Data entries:

<<<<

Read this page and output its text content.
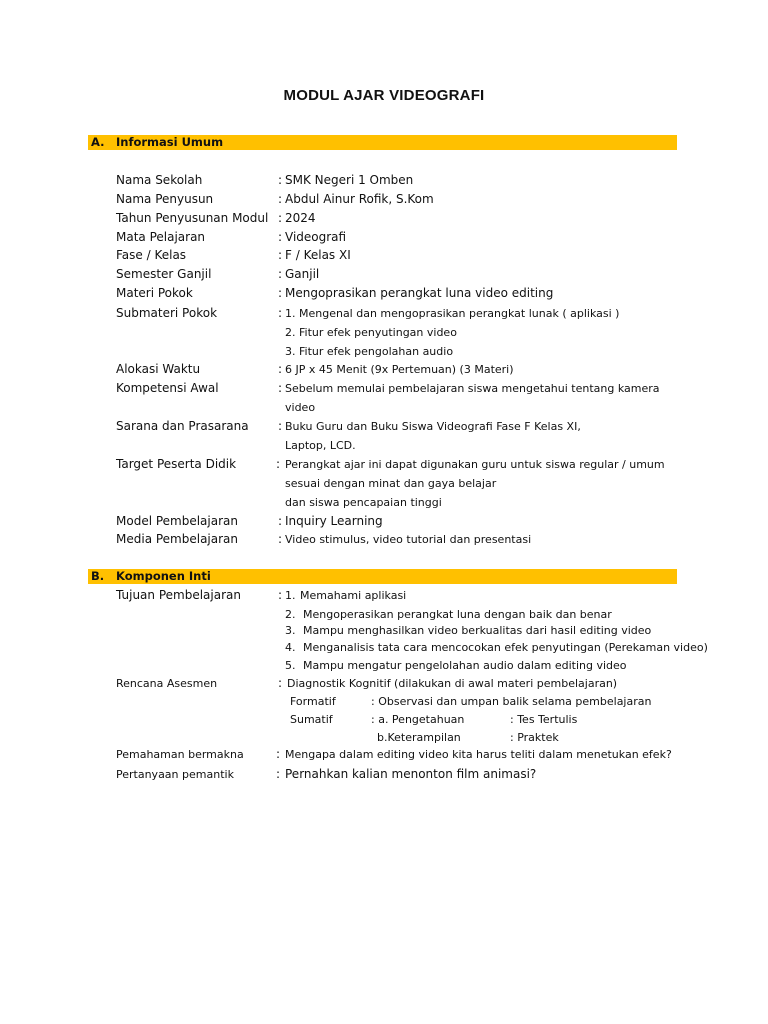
MODUL AJAR VIDEOGRAFI
A. Informasi Umum
Nama Sekolah	: SMK Negeri 1 Omben
Nama Penyusun	: Abdul Ainur Rofik, S.Kom
Tahun Penyusunan Modul : 2024
Mata Pelajaran	: Videografi
Fase / Kelas	: F / Kelas XI
Semester Ganjil	: Ganjil
Materi Pokok	: Mengoprasikan perangkat luna video editing
Submateri Pokok	: 1. Mengenal dan mengoprasikan perangkat lunak ( aplikasi )
2. Fitur efek penyutingan video
3. Fitur efek pengolahan audio
Alokasi Waktu	: 6 JP x 45 Menit (9x Pertemuan) (3 Materi)
Kompetensi Awal	: Sebelum memulai pembelajaran siswa mengetahui tentang kamera
video
Sarana dan Prasarana : Buku Guru dan Buku Siswa Videografi Fase F Kelas XI,
Laptop, LCD.
Target Peserta Didik	: Perangkat ajar ini dapat digunakan guru untuk siswa regular / umum
sesuai dengan minat dan gaya belajar
dan siswa pencapaian tinggi
Model Pembelajaran	: Inquiry Learning
Media Pembelajaran	: Video stimulus, video tutorial dan presentasi
B. Komponen Inti
Tujuan Pembelajaran	: 1. Memahami aplikasi
2. Mengoperasikan perangkat luna dengan baik dan benar
3. Mampu menghasilkan video berkualitas dari hasil editing video
4. Menganalisis tata cara mencocokan efek penyutingan (Perekaman video)
5. Mampu mengatur pengelolahan audio dalam editing video
Rencana Asesmen	: Diagnostik Kognitif (dilakukan di awal materi pembelajaran)
Formatif	: Observasi dan umpan balik selama pembelajaran
Sumatif	: a. Pengetahuan	: Tes Tertulis
b.Keterampilan	: Praktek
Pemahaman bermakna	: Mengapa dalam editing video kita harus teliti dalam menetukan efek?
Pertanyaan pemantik	: Pernahkan kalian menonton film animasi?
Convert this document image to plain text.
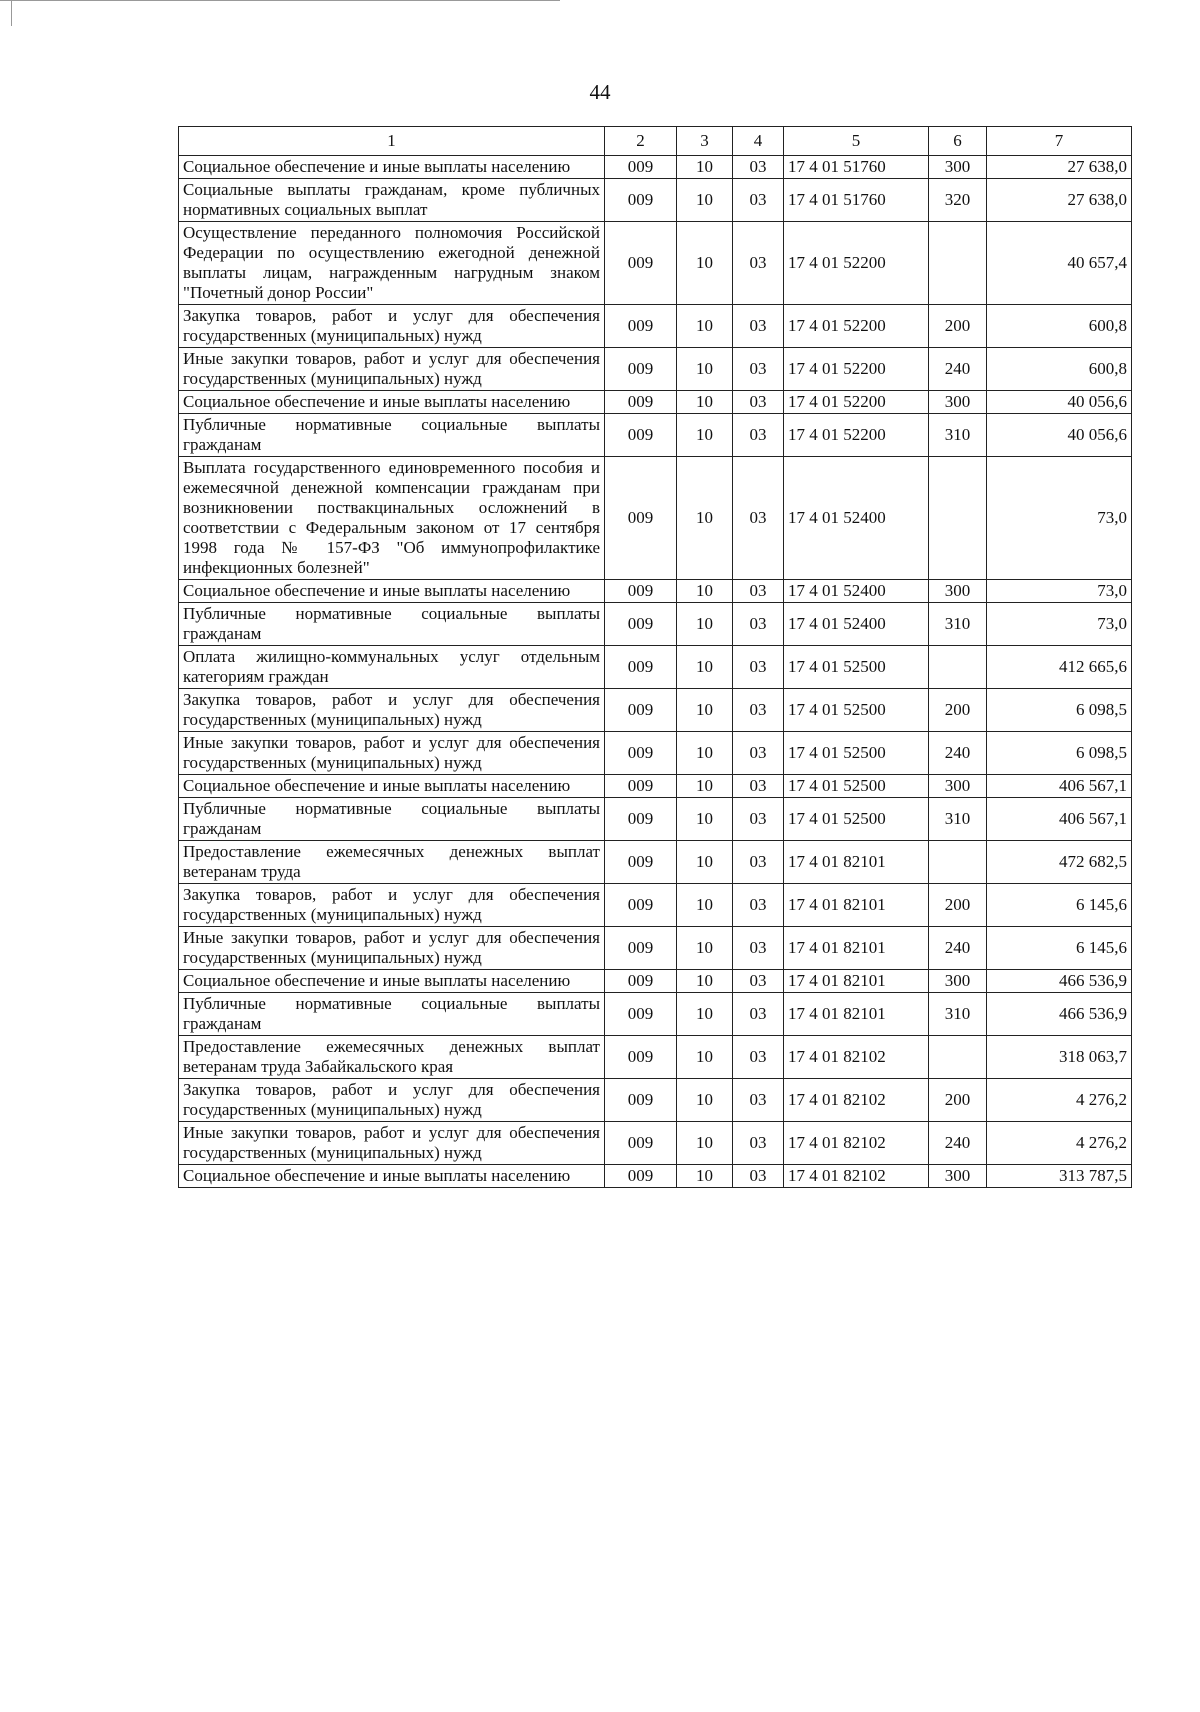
44
1	2	3	4	5	6	7
Социальное обеспечение и иные выплаты населению	009	10	03	17 4 01 51760	300	27 638,0
Социальные выплаты гражданам, кроме публичных нормативных социальных выплат	009	10	03	17 4 01 51760	320	27 638,0
Осуществление переданного полномочия Российской Федерации по осуществлению ежегодной денежной выплаты лицам, награжденным нагрудным знаком "Почетный донор России"	009	10	03	17 4 01 52200		40 657,4
Закупка товаров, работ и услуг для обеспечения государственных (муниципальных) нужд	009	10	03	17 4 01 52200	200	600,8
Иные закупки товаров, работ и услуг для обеспечения государственных (муниципальных) нужд	009	10	03	17 4 01 52200	240	600,8
Социальное обеспечение и иные выплаты населению	009	10	03	17 4 01 52200	300	40 056,6
Публичные нормативные социальные выплаты гражданам	009	10	03	17 4 01 52200	310	40 056,6
Выплата государственного единовременного пособия и ежемесячной денежной компенсации гражданам при возникновении поствакцинальных осложнений в соответствии с Федеральным законом от 17 сентября 1998 года № 157-ФЗ "Об иммунопрофилактике инфекционных болезней"	009	10	03	17 4 01 52400		73,0
Социальное обеспечение и иные выплаты населению	009	10	03	17 4 01 52400	300	73,0
Публичные нормативные социальные выплаты гражданам	009	10	03	17 4 01 52400	310	73,0
Оплата жилищно-коммунальных услуг отдельным категориям граждан	009	10	03	17 4 01 52500		412 665,6
Закупка товаров, работ и услуг для обеспечения государственных (муниципальных) нужд	009	10	03	17 4 01 52500	200	6 098,5
Иные закупки товаров, работ и услуг для обеспечения государственных (муниципальных) нужд	009	10	03	17 4 01 52500	240	6 098,5
Социальное обеспечение и иные выплаты населению	009	10	03	17 4 01 52500	300	406 567,1
Публичные нормативные социальные выплаты гражданам	009	10	03	17 4 01 52500	310	406 567,1
Предоставление ежемесячных денежных выплат ветеранам труда	009	10	03	17 4 01 82101		472 682,5
Закупка товаров, работ и услуг для обеспечения государственных (муниципальных) нужд	009	10	03	17 4 01 82101	200	6 145,6
Иные закупки товаров, работ и услуг для обеспечения государственных (муниципальных) нужд	009	10	03	17 4 01 82101	240	6 145,6
Социальное обеспечение и иные выплаты населению	009	10	03	17 4 01 82101	300	466 536,9
Публичные нормативные социальные выплаты гражданам	009	10	03	17 4 01 82101	310	466 536,9
Предоставление ежемесячных денежных выплат ветеранам труда Забайкальского края	009	10	03	17 4 01 82102		318 063,7
Закупка товаров, работ и услуг для обеспечения государственных (муниципальных) нужд	009	10	03	17 4 01 82102	200	4 276,2
Иные закупки товаров, работ и услуг для обеспечения государственных (муниципальных) нужд	009	10	03	17 4 01 82102	240	4 276,2
Социальное обеспечение и иные выплаты населению	009	10	03	17 4 01 82102	300	313 787,5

>>>>

→ **Brief**:
Give back the entries verbatim. Do not include any picture.

→ **Correct result**:
Read this page and output its text content.
MODUL AJAR VIDEOGRAFI
A. Informasi Umum
Nama Sekolah	: SMK Negeri 1 Omben
Nama Penyusun	: Abdul Ainur Rofik, S.Kom
Tahun Penyusunan Modul : 2024
Mata Pelajaran	: Videografi
Fase / Kelas	: F / Kelas XI
Semester Ganjil	: Ganjil
Materi Pokok	: Mengoprasikan perangkat luna video editing
Submateri Pokok	: 1. Mengenal dan mengoprasikan perangkat lunak ( aplikasi )
2. Fitur efek penyutingan video
3. Fitur efek pengolahan audio
Alokasi Waktu	: 6 JP x 45 Menit (9x Pertemuan) (3 Materi)
Kompetensi Awal	: Sebelum memulai pembelajaran siswa mengetahui tentang kamera
video
Sarana dan Prasarana : Buku Guru dan Buku Siswa Videografi Fase F Kelas XI,
Laptop, LCD.
Target Peserta Didik	: Perangkat ajar ini dapat digunakan guru untuk siswa regular / umum
sesuai dengan minat dan gaya belajar
dan siswa pencapaian tinggi
Model Pembelajaran	: Inquiry Learning
Media Pembelajaran	: Video stimulus, video tutorial dan presentasi
B. Komponen Inti
Tujuan Pembelajaran	: 1. Memahami aplikasi
2. Mengoperasikan perangkat luna dengan baik dan benar
3. Mampu menghasilkan video berkualitas dari hasil editing video
4. Menganalisis tata cara mencocokan efek penyutingan (Perekaman video)
5. Mampu mengatur pengelolahan audio dalam editing video
Rencana Asesmen	: Diagnostik Kognitif (dilakukan di awal materi pembelajaran)
Formatif	: Observasi dan umpan balik selama pembelajaran
Sumatif	: a. Pengetahuan	: Tes Tertulis
b.Keterampilan	: Praktek
Pemahaman bermakna	: Mengapa dalam editing video kita harus teliti dalam menetukan efek?
Pertanyaan pemantik	: Pernahkan kalian menonton film animasi?
Convert this document image to plain text.
44
1	2	3	4	5	6	7
Социальное обеспечение и иные выплаты населению	009	10	03	17 4 01 51760	300	27 638,0
Социальные выплаты гражданам, кроме публичных нормативных социальных выплат	009	10	03	17 4 01 51760	320	27 638,0
Осуществление переданного полномочия Российской Федерации по осуществлению ежегодной денежной выплаты лицам, награжденным нагрудным знаком "Почетный донор России"	009	10	03	17 4 01 52200		40 657,4
Закупка товаров, работ и услуг для обеспечения государственных (муниципальных) нужд	009	10	03	17 4 01 52200	200	600,8
Иные закупки товаров, работ и услуг для обеспечения государственных (муниципальных) нужд	009	10	03	17 4 01 52200	240	600,8
Социальное обеспечение и иные выплаты населению	009	10	03	17 4 01 52200	300	40 056,6
Публичные нормативные социальные выплаты гражданам	009	10	03	17 4 01 52200	310	40 056,6
Выплата государственного единовременного пособия и ежемесячной денежной компенсации гражданам при возникновении поствакцинальных осложнений в соответствии с Федеральным законом от 17 сентября 1998 года № 157-ФЗ "Об иммунопрофилактике инфекционных болезней"	009	10	03	17 4 01 52400		73,0
Социальное обеспечение и иные выплаты населению	009	10	03	17 4 01 52400	300	73,0
Публичные нормативные социальные выплаты гражданам	009	10	03	17 4 01 52400	310	73,0
Оплата жилищно-коммунальных услуг отдельным категориям граждан	009	10	03	17 4 01 52500		412 665,6
Закупка товаров, работ и услуг для обеспечения государственных (муниципальных) нужд	009	10	03	17 4 01 52500	200	6 098,5
Иные закупки товаров, работ и услуг для обеспечения государственных (муниципальных) нужд	009	10	03	17 4 01 52500	240	6 098,5
Социальное обеспечение и иные выплаты населению	009	10	03	17 4 01 52500	300	406 567,1
Публичные нормативные социальные выплаты гражданам	009	10	03	17 4 01 52500	310	406 567,1
Предоставление ежемесячных денежных выплат ветеранам труда	009	10	03	17 4 01 82101		472 682,5
Закупка товаров, работ и услуг для обеспечения государственных (муниципальных) нужд	009	10	03	17 4 01 82101	200	6 145,6
Иные закупки товаров, работ и услуг для обеспечения государственных (муниципальных) нужд	009	10	03	17 4 01 82101	240	6 145,6
Социальное обеспечение и иные выплаты населению	009	10	03	17 4 01 82101	300	466 536,9
Публичные нормативные социальные выплаты гражданам	009	10	03	17 4 01 82101	310	466 536,9
Предоставление ежемесячных денежных выплат ветеранам труда Забайкальского края	009	10	03	17 4 01 82102		318 063,7
Закупка товаров, работ и услуг для обеспечения государственных (муниципальных) нужд	009	10	03	17 4 01 82102	200	4 276,2
Иные закупки товаров, работ и услуг для обеспечения государственных (муниципальных) нужд	009	10	03	17 4 01 82102	240	4 276,2
Социальное обеспечение и иные выплаты населению	009	10	03	17 4 01 82102	300	313 787,5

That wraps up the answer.